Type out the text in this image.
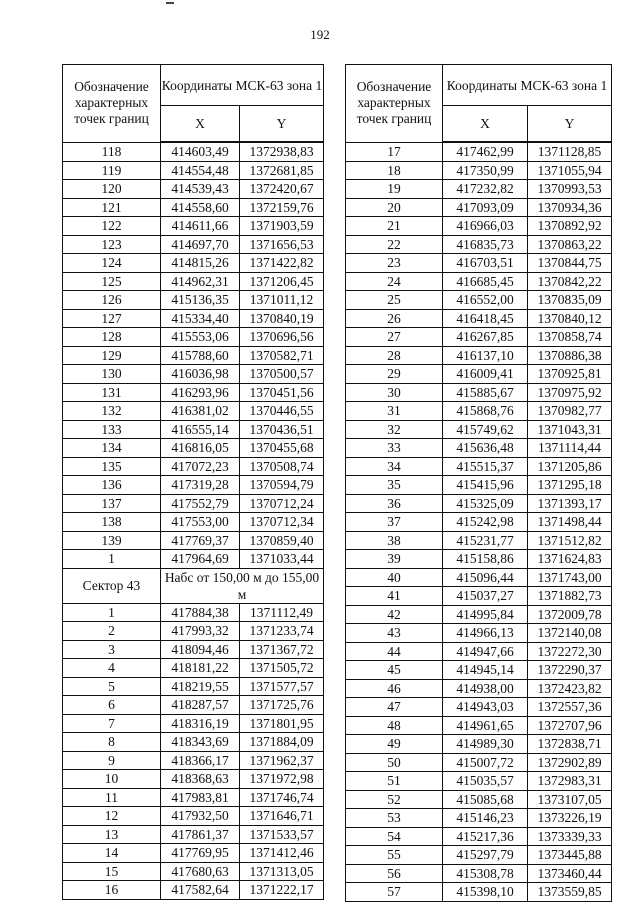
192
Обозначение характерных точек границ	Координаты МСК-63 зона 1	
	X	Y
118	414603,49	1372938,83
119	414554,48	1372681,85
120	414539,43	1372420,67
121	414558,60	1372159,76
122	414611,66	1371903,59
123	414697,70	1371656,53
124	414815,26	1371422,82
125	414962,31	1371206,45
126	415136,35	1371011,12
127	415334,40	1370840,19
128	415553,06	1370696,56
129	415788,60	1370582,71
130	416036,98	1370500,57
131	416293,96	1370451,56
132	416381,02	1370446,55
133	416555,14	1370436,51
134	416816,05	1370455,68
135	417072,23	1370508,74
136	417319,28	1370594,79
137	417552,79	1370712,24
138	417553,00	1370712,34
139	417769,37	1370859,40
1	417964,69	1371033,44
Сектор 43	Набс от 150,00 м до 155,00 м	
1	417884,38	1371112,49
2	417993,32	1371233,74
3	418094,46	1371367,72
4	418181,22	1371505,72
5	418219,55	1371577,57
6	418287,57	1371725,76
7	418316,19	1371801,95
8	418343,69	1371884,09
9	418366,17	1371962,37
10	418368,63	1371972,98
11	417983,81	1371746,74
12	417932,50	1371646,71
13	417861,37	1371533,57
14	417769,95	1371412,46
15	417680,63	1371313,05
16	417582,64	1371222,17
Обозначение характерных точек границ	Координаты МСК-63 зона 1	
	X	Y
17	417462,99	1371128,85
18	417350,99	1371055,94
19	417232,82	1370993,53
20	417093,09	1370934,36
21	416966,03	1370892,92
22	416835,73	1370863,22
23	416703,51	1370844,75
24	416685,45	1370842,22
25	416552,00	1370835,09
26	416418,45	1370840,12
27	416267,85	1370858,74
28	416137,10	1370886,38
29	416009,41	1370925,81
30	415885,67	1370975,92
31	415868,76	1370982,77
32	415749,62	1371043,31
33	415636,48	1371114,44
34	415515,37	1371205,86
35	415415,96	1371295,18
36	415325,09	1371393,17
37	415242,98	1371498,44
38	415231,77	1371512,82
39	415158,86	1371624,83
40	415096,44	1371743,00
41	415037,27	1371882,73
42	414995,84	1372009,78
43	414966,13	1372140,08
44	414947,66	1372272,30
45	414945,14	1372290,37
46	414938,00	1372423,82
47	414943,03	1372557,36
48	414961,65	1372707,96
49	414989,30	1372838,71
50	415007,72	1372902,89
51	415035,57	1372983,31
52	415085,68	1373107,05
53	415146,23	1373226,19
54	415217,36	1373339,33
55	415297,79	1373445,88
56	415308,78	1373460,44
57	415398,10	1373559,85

◇ ◇ ◇

=== Exercise directions ===
Every record above should be written out again exactly; the pictures stay out of the copy.

=== Written solution ===
Type out the text in this image.
192
Обозначение характерных точек границ	Координаты МСК-63 зона 1	
	X	Y
118	414603,49	1372938,83
119	414554,48	1372681,85
120	414539,43	1372420,67
121	414558,60	1372159,76
122	414611,66	1371903,59
123	414697,70	1371656,53
124	414815,26	1371422,82
125	414962,31	1371206,45
126	415136,35	1371011,12
127	415334,40	1370840,19
128	415553,06	1370696,56
129	415788,60	1370582,71
130	416036,98	1370500,57
131	416293,96	1370451,56
132	416381,02	1370446,55
133	416555,14	1370436,51
134	416816,05	1370455,68
135	417072,23	1370508,74
136	417319,28	1370594,79
137	417552,79	1370712,24
138	417553,00	1370712,34
139	417769,37	1370859,40
1	417964,69	1371033,44
Сектор 43	Набс от 150,00 м до 155,00 м	
1	417884,38	1371112,49
2	417993,32	1371233,74
3	418094,46	1371367,72
4	418181,22	1371505,72
5	418219,55	1371577,57
6	418287,57	1371725,76
7	418316,19	1371801,95
8	418343,69	1371884,09
9	418366,17	1371962,37
10	418368,63	1371972,98
11	417983,81	1371746,74
12	417932,50	1371646,71
13	417861,37	1371533,57
14	417769,95	1371412,46
15	417680,63	1371313,05
16	417582,64	1371222,17
Обозначение характерных точек границ	Координаты МСК-63 зона 1	
	X	Y
17	417462,99	1371128,85
18	417350,99	1371055,94
19	417232,82	1370993,53
20	417093,09	1370934,36
21	416966,03	1370892,92
22	416835,73	1370863,22
23	416703,51	1370844,75
24	416685,45	1370842,22
25	416552,00	1370835,09
26	416418,45	1370840,12
27	416267,85	1370858,74
28	416137,10	1370886,38
29	416009,41	1370925,81
30	415885,67	1370975,92
31	415868,76	1370982,77
32	415749,62	1371043,31
33	415636,48	1371114,44
34	415515,37	1371205,86
35	415415,96	1371295,18
36	415325,09	1371393,17
37	415242,98	1371498,44
38	415231,77	1371512,82
39	415158,86	1371624,83
40	415096,44	1371743,00
41	415037,27	1371882,73
42	414995,84	1372009,78
43	414966,13	1372140,08
44	414947,66	1372272,30
45	414945,14	1372290,37
46	414938,00	1372423,82
47	414943,03	1372557,36
48	414961,65	1372707,96
49	414989,30	1372838,71
50	415007,72	1372902,89
51	415035,57	1372983,31
52	415085,68	1373107,05
53	415146,23	1373226,19
54	415217,36	1373339,33
55	415297,79	1373445,88
56	415308,78	1373460,44
57	415398,10	1373559,85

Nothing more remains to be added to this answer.